--- GIVEN INSTRUCTION ---
Spot each line in the records below where the word "Name" occurs, then copy it.

++++ DATASET

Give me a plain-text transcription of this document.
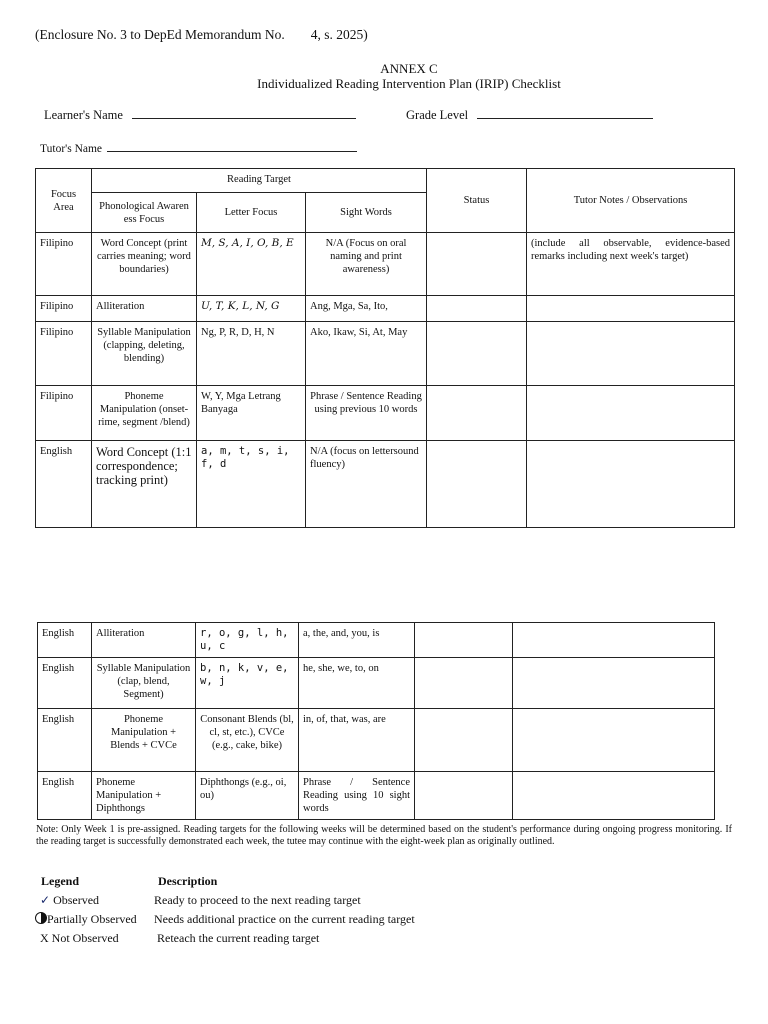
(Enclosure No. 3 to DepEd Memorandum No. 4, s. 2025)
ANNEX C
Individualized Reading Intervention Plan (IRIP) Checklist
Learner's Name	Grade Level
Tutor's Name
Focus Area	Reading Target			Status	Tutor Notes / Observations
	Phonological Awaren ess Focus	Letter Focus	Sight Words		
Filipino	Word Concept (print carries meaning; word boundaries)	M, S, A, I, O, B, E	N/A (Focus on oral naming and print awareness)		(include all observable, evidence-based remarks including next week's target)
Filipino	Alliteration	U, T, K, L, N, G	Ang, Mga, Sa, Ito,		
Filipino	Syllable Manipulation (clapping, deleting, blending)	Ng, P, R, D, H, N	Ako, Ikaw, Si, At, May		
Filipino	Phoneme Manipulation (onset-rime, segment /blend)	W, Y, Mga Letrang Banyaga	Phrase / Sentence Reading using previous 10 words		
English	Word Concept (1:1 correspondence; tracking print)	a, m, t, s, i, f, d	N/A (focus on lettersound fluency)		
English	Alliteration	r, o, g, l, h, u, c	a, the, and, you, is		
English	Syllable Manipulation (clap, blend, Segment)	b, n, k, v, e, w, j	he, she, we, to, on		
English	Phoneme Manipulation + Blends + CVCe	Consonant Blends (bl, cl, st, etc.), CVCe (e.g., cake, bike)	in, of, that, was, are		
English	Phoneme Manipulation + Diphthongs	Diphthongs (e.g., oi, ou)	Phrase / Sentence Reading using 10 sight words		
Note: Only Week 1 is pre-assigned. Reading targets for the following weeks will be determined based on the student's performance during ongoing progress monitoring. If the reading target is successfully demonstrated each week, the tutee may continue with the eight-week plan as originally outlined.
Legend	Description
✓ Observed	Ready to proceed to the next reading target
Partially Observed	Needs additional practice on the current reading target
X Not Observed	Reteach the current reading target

++++++++

--- RESULT ---
Learner's Name	Grade Level
Tutor's Name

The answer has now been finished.